Data for processing —
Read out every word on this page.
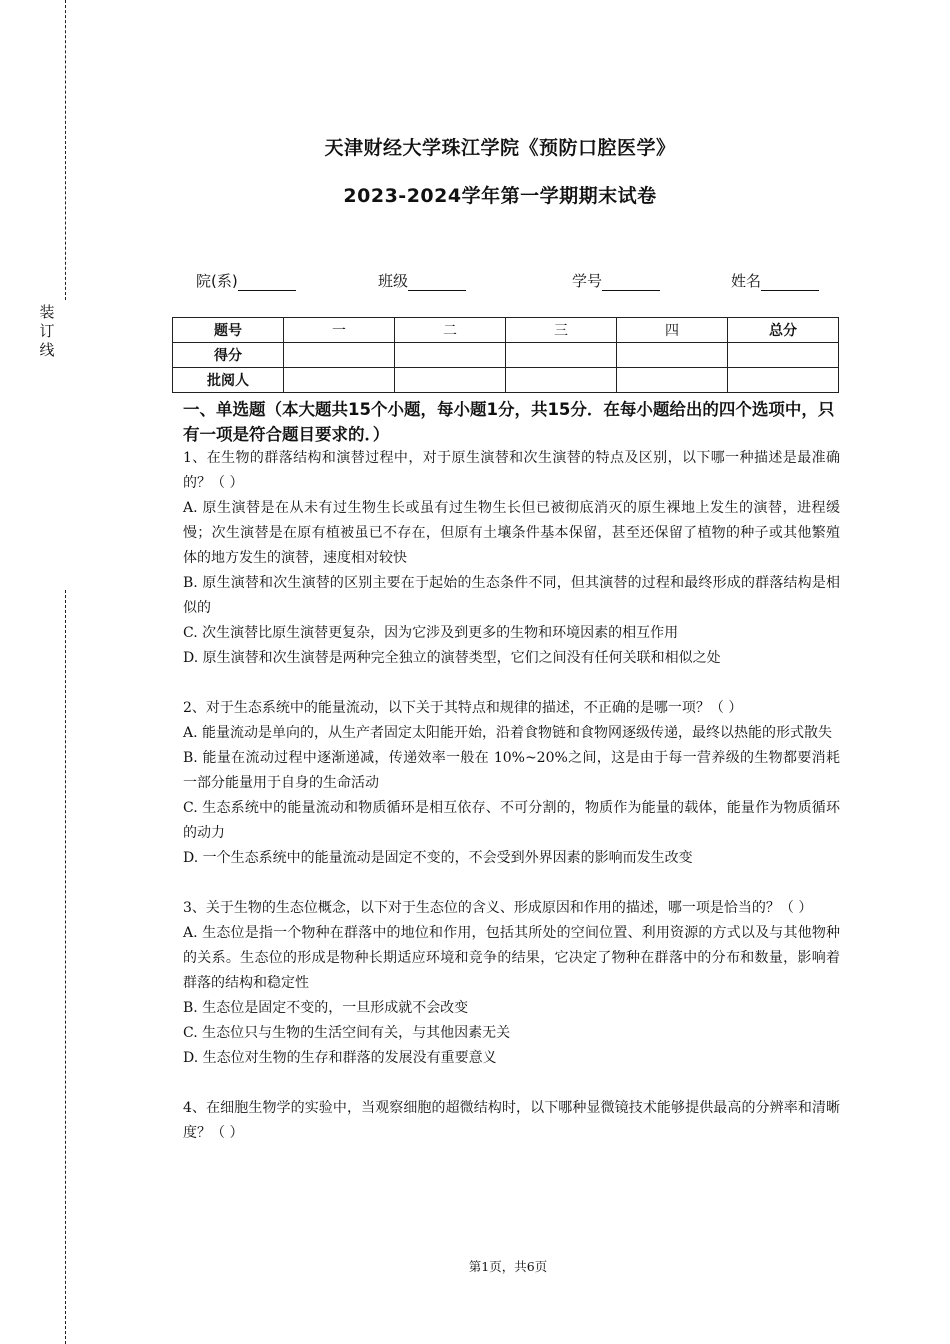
装订线
天津财经大学珠江学院《预防口腔医学》
2023-2024学年第一学期期末试卷
院(系)	班级	学号	姓名
题号	一	二	三	四	总分
得分					
批阅人					
一、单选题（本大题共15个小题，每小题1分，共15分．在每小题给出的四个选项中，只有一项是符合题目要求的．）

1、在生物的群落结构和演替过程中，对于原生演替和次生演替的特点及区别，以下哪一种描述是最准确的？（ ）

A. 原生演替是在从未有过生物生长或虽有过生物生长但已被彻底消灭的原生裸地上发生的演替，进程缓慢；次生演替是在原有植被虽已不存在，但原有土壤条件基本保留，甚至还保留了植物的种子或其他繁殖体的地方发生的演替，速度相对较快

B. 原生演替和次生演替的区别主要在于起始的生态条件不同，但其演替的过程和最终形成的群落结构是相似的

C. 次生演替比原生演替更复杂，因为它涉及到更多的生物和环境因素的相互作用

D. 原生演替和次生演替是两种完全独立的演替类型，它们之间没有任何关联和相似之处

2、对于生态系统中的能量流动，以下关于其特点和规律的描述，不正确的是哪一项？（ ）

A. 能量流动是单向的，从生产者固定太阳能开始，沿着食物链和食物网逐级传递，最终以热能的形式散失

B. 能量在流动过程中逐渐递减，传递效率一般在 10%~20%之间，这是由于每一营养级的生物都要消耗一部分能量用于自身的生命活动

C. 生态系统中的能量流动和物质循环是相互依存、不可分割的，物质作为能量的载体，能量作为物质循环的动力

D. 一个生态系统中的能量流动是固定不变的，不会受到外界因素的影响而发生改变

3、关于生物的生态位概念，以下对于生态位的含义、形成原因和作用的描述，哪一项是恰当的？（ ）

A. 生态位是指一个物种在群落中的地位和作用，包括其所处的空间位置、利用资源的方式以及与其他物种的关系。生态位的形成是物种长期适应环境和竞争的结果，它决定了物种在群落中的分布和数量，影响着群落的结构和稳定性

B. 生态位是固定不变的，一旦形成就不会改变

C. 生态位只与生物的生活空间有关，与其他因素无关

D. 生态位对生物的生存和群落的发展没有重要意义

4、在细胞生物学的实验中，当观察细胞的超微结构时，以下哪种显微镜技术能够提供最高的分辨率和清晰度？（ ）

第1页，共6页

Job — Replicate the material above verbatim; images stay out of the copy.

Response to the exercise —
Read out every word on this page.
装订线
天津财经大学珠江学院《预防口腔医学》
2023-2024学年第一学期期末试卷
院(系)	班级	学号	姓名
题号	一	二	三	四	总分
得分					
批阅人					
一、单选题（本大题共15个小题，每小题1分，共15分．在每小题给出的四个选项中，只有一项是符合题目要求的．）

1、在生物的群落结构和演替过程中，对于原生演替和次生演替的特点及区别，以下哪一种描述是最准确的？（ ）

A. 原生演替是在从未有过生物生长或虽有过生物生长但已被彻底消灭的原生裸地上发生的演替，进程缓慢；次生演替是在原有植被虽已不存在，但原有土壤条件基本保留，甚至还保留了植物的种子或其他繁殖体的地方发生的演替，速度相对较快

B. 原生演替和次生演替的区别主要在于起始的生态条件不同，但其演替的过程和最终形成的群落结构是相似的

C. 次生演替比原生演替更复杂，因为它涉及到更多的生物和环境因素的相互作用

D. 原生演替和次生演替是两种完全独立的演替类型，它们之间没有任何关联和相似之处

2、对于生态系统中的能量流动，以下关于其特点和规律的描述，不正确的是哪一项？（ ）

A. 能量流动是单向的，从生产者固定太阳能开始，沿着食物链和食物网逐级传递，最终以热能的形式散失

B. 能量在流动过程中逐渐递减，传递效率一般在 10%~20%之间，这是由于每一营养级的生物都要消耗一部分能量用于自身的生命活动

C. 生态系统中的能量流动和物质循环是相互依存、不可分割的，物质作为能量的载体，能量作为物质循环的动力

D. 一个生态系统中的能量流动是固定不变的，不会受到外界因素的影响而发生改变

3、关于生物的生态位概念，以下对于生态位的含义、形成原因和作用的描述，哪一项是恰当的？（ ）

A. 生态位是指一个物种在群落中的地位和作用，包括其所处的空间位置、利用资源的方式以及与其他物种的关系。生态位的形成是物种长期适应环境和竞争的结果，它决定了物种在群落中的分布和数量，影响着群落的结构和稳定性

B. 生态位是固定不变的，一旦形成就不会改变

C. 生态位只与生物的生活空间有关，与其他因素无关

D. 生态位对生物的生存和群落的发展没有重要意义

4、在细胞生物学的实验中，当观察细胞的超微结构时，以下哪种显微镜技术能够提供最高的分辨率和清晰度？（ ）

第1页，共6页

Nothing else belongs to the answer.